• Task instructions:
Could you print every record below exactly as it appears?

[BEGIN Provided entries]

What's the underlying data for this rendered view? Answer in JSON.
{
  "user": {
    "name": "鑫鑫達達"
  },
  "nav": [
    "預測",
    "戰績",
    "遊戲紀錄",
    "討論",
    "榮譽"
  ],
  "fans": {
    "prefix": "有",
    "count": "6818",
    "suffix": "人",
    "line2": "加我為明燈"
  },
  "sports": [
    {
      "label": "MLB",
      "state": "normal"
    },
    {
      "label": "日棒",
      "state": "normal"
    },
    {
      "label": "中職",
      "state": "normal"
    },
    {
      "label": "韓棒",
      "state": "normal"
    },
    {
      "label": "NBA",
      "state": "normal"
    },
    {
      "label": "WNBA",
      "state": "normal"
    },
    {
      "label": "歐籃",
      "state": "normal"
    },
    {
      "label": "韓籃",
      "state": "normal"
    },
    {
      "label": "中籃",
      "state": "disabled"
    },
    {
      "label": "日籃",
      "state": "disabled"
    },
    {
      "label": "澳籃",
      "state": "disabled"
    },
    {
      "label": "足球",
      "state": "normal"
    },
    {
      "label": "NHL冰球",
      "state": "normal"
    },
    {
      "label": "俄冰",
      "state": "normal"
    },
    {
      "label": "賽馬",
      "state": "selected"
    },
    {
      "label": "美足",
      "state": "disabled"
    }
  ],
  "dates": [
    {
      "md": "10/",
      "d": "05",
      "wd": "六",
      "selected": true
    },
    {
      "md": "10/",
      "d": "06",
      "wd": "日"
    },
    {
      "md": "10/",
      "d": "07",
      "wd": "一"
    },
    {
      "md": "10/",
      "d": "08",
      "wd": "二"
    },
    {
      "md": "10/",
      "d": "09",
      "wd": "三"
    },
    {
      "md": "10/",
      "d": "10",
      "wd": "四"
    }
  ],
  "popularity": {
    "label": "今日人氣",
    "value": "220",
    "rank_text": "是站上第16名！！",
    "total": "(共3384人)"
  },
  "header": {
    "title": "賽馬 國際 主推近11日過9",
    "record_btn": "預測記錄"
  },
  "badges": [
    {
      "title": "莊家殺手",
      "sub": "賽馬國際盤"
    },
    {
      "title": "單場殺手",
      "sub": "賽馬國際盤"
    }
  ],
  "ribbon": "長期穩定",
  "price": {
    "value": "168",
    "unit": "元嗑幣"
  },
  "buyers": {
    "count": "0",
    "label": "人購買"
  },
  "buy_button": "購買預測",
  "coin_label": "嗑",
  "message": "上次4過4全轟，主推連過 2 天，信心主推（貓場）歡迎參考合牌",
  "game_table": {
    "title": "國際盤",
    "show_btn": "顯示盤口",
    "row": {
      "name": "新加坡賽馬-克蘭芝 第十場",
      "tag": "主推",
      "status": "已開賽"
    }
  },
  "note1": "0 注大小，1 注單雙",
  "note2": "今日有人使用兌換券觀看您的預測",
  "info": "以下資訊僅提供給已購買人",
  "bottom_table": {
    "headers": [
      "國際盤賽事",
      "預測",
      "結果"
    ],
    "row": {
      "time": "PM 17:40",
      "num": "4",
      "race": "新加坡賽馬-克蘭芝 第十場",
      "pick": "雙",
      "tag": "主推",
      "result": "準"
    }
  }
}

[END Provided entries]

• Full solution:
What's the underlying data for this rendered view? Answer in JSON.
{
  "user": {
    "name": "鑫鑫達達"
  },
  "nav": [
    "預測",
    "戰績",
    "遊戲紀錄",
    "討論",
    "榮譽"
  ],
  "fans": {
    "prefix": "有",
    "count": "6818",
    "suffix": "人",
    "line2": "加我為明燈"
  },
  "sports": [
    {
      "label": "MLB",
      "state": "normal"
    },
    {
      "label": "日棒",
      "state": "normal"
    },
    {
      "label": "中職",
      "state": "normal"
    },
    {
      "label": "韓棒",
      "state": "normal"
    },
    {
      "label": "NBA",
      "state": "normal"
    },
    {
      "label": "WNBA",
      "state": "normal"
    },
    {
      "label": "歐籃",
      "state": "normal"
    },
    {
      "label": "韓籃",
      "state": "normal"
    },
    {
      "label": "中籃",
      "state": "disabled"
    },
    {
      "label": "日籃",
      "state": "disabled"
    },
    {
      "label": "澳籃",
      "state": "disabled"
    },
    {
      "label": "足球",
      "state": "normal"
    },
    {
      "label": "NHL冰球",
      "state": "normal"
    },
    {
      "label": "俄冰",
      "state": "normal"
    },
    {
      "label": "賽馬",
      "state": "selected"
    },
    {
      "label": "美足",
      "state": "disabled"
    }
  ],
  "dates": [
    {
      "md": "10/",
      "d": "05",
      "wd": "六",
      "selected": true
    },
    {
      "md": "10/",
      "d": "06",
      "wd": "日"
    },
    {
      "md": "10/",
      "d": "07",
      "wd": "一"
    },
    {
      "md": "10/",
      "d": "08",
      "wd": "二"
    },
    {
      "md": "10/",
      "d": "09",
      "wd": "三"
    },
    {
      "md": "10/",
      "d": "10",
      "wd": "四"
    }
  ],
  "popularity": {
    "label": "今日人氣",
    "value": "220",
    "rank_text": "是站上第16名！！",
    "total": "(共3384人)"
  },
  "header": {
    "title": "賽馬 國際 主推近11日過9",
    "record_btn": "預測記錄"
  },
  "badges": [
    {
      "title": "莊家殺手",
      "sub": "賽馬國際盤"
    },
    {
      "title": "單場殺手",
      "sub": "賽馬國際盤"
    }
  ],
  "ribbon": "長期穩定",
  "price": {
    "value": "168",
    "unit": "元嗑幣"
  },
  "buyers": {
    "count": "0",
    "label": "人購買"
  },
  "buy_button": "購買預測",
  "coin_label": "嗑",
  "message": "上次4過4全轟，主推連過 2 天，信心主推（貓場）歡迎參考合牌",
  "game_table": {
    "title": "國際盤",
    "show_btn": "顯示盤口",
    "row": {
      "name": "新加坡賽馬-克蘭芝 第十場",
      "tag": "主推",
      "status": "已開賽"
    }
  },
  "note1": "0 注大小，1 注單雙",
  "note2": "今日有人使用兌換券觀看您的預測",
  "info": "以下資訊僅提供給已購買人",
  "bottom_table": {
    "headers": [
      "國際盤賽事",
      "預測",
      "結果"
    ],
    "row": {
      "time": "PM 17:40",
      "num": "4",
      "race": "新加坡賽馬-克蘭芝 第十場",
      "pick": "雙",
      "tag": "主推",
      "result": "準"
    }
  }
}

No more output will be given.